Return the records word for word. Any pictures in them are not part of the copy.

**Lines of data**

====

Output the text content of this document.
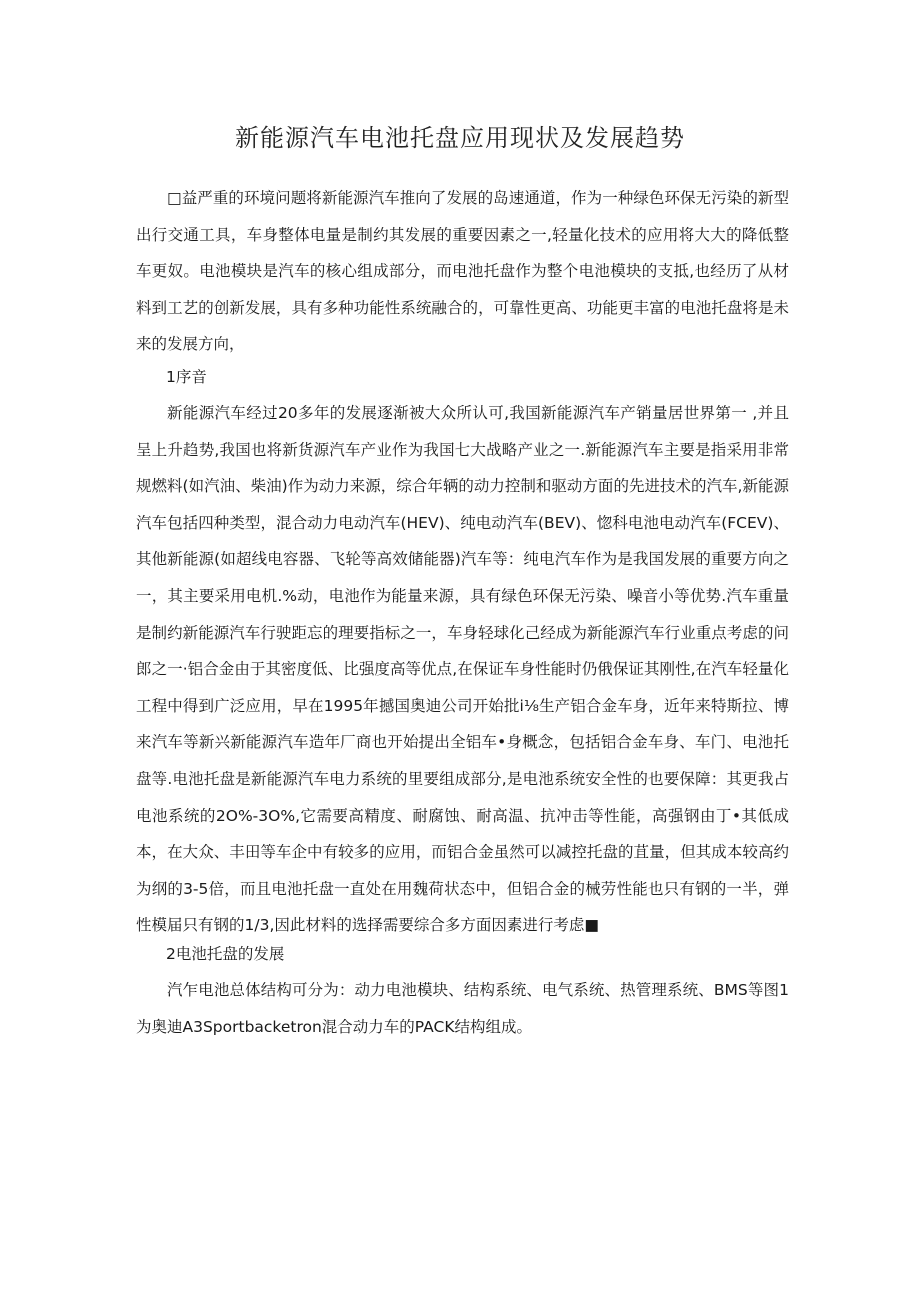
新能源汽车电池托盘应用现状及发展趋势

□益严重的环境问题将新能源汽车推向了发展的岛速通道，作为一种绿色环保无污染的新型出行交通工具，车身整体电量是制约其发展的重要因素之一,轻量化技术的应用将大大的降低整车更奴。电池模块是汽车的核心组成部分，而电池托盘作为整个电池模块的支抵,也经历了从材料到工艺的创新发展，具有多种功能性系统融合的，可靠性更高、功能更丰富的电池托盘将是未来的发展方向，

1序音

新能源汽车经过20多年的发展逐渐被大众所认可,我国新能源汽车产销量居世界第一 ,并且呈上升趋势,我国也将新货源汽车产业作为我国七大战略产业之一.新能源汽车主要是指采用非常规燃料(如汽油、柴油)作为动力来源，综合年辆的动力控制和驱动方面的先进技术的汽车,新能源汽车包括四种类型，混合动力电动汽车(HEV)、纯电动汽车(BEV)、惚科电池电动汽车(FCEV)、其他新能源(如超线电容器、飞轮等高效储能器)汽车等：纯电汽车作为是我国发展的重要方向之一，其主要采用电机.%动，电池作为能量来源，具有绿色环保无污染、噪音小等优势.汽车重量是制约新能源汽车行驶距忘的理要指标之一，车身轻球化己经成为新能源汽车行业重点考虑的问郎之一·铝合金由于其密度低、比强度高等优点,在保证车身性能时仍俄保证其刚性,在汽车轻量化工程中得到广泛应用，早在1995年撼国奥迪公司开始批i⅛生产铝合金车身，近年来特斯拉、博来汽车等新兴新能源汽车造年厂商也开始提出全铝车•身概念，包括铝合金车身、车门、电池托盘等.电池托盘是新能源汽车电力系统的里要组成部分,是电池系统安全性的也要保障：其更我占电池系统的2O%-3O%,它需要高精度、耐腐蚀、耐高温、抗冲击等性能，高强钢由丁•其低成本，在大众、丰田等车企中有较多的应用，而铝合金虽然可以减控托盘的苴量，但其成本较高约为纲的3-5倍，而且电池托盘一直处在用魏荷状态中，但铝合金的械劳性能也只有钢的一半，弹性模届只有钢的1/3,因此材料的选择需要综合多方面因素进行考虑■

2电池托盘的发展

汽乍电池总体结构可分为：动力电池模块、结构系统、电气系统、热管理系统、BMS等图1为奥迪A3Sportbacketron混合动力车的PACK结构组成。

====

**Expected answer**
Output the text content of this document.
新能源汽车电池托盘应用现状及发展趋势

□益严重的环境问题将新能源汽车推向了发展的岛速通道，作为一种绿色环保无污染的新型出行交通工具，车身整体电量是制约其发展的重要因素之一,轻量化技术的应用将大大的降低整车更奴。电池模块是汽车的核心组成部分，而电池托盘作为整个电池模块的支抵,也经历了从材料到工艺的创新发展，具有多种功能性系统融合的，可靠性更高、功能更丰富的电池托盘将是未来的发展方向，

1序音

新能源汽车经过20多年的发展逐渐被大众所认可,我国新能源汽车产销量居世界第一 ,并且呈上升趋势,我国也将新货源汽车产业作为我国七大战略产业之一.新能源汽车主要是指采用非常规燃料(如汽油、柴油)作为动力来源，综合年辆的动力控制和驱动方面的先进技术的汽车,新能源汽车包括四种类型，混合动力电动汽车(HEV)、纯电动汽车(BEV)、惚科电池电动汽车(FCEV)、其他新能源(如超线电容器、飞轮等高效储能器)汽车等：纯电汽车作为是我国发展的重要方向之一，其主要采用电机.%动，电池作为能量来源，具有绿色环保无污染、噪音小等优势.汽车重量是制约新能源汽车行驶距忘的理要指标之一，车身轻球化己经成为新能源汽车行业重点考虑的问郎之一·铝合金由于其密度低、比强度高等优点,在保证车身性能时仍俄保证其刚性,在汽车轻量化工程中得到广泛应用，早在1995年撼国奥迪公司开始批i⅛生产铝合金车身，近年来特斯拉、博来汽车等新兴新能源汽车造年厂商也开始提出全铝车•身概念，包括铝合金车身、车门、电池托盘等.电池托盘是新能源汽车电力系统的里要组成部分,是电池系统安全性的也要保障：其更我占电池系统的2O%-3O%,它需要高精度、耐腐蚀、耐高温、抗冲击等性能，高强钢由丁•其低成本，在大众、丰田等车企中有较多的应用，而铝合金虽然可以减控托盘的苴量，但其成本较高约为纲的3-5倍，而且电池托盘一直处在用魏荷状态中，但铝合金的械劳性能也只有钢的一半，弹性模届只有钢的1/3,因此材料的选择需要综合多方面因素进行考虑■

2电池托盘的发展

汽乍电池总体结构可分为：动力电池模块、结构系统、电气系统、热管理系统、BMS等图1为奥迪A3Sportbacketron混合动力车的PACK结构组成。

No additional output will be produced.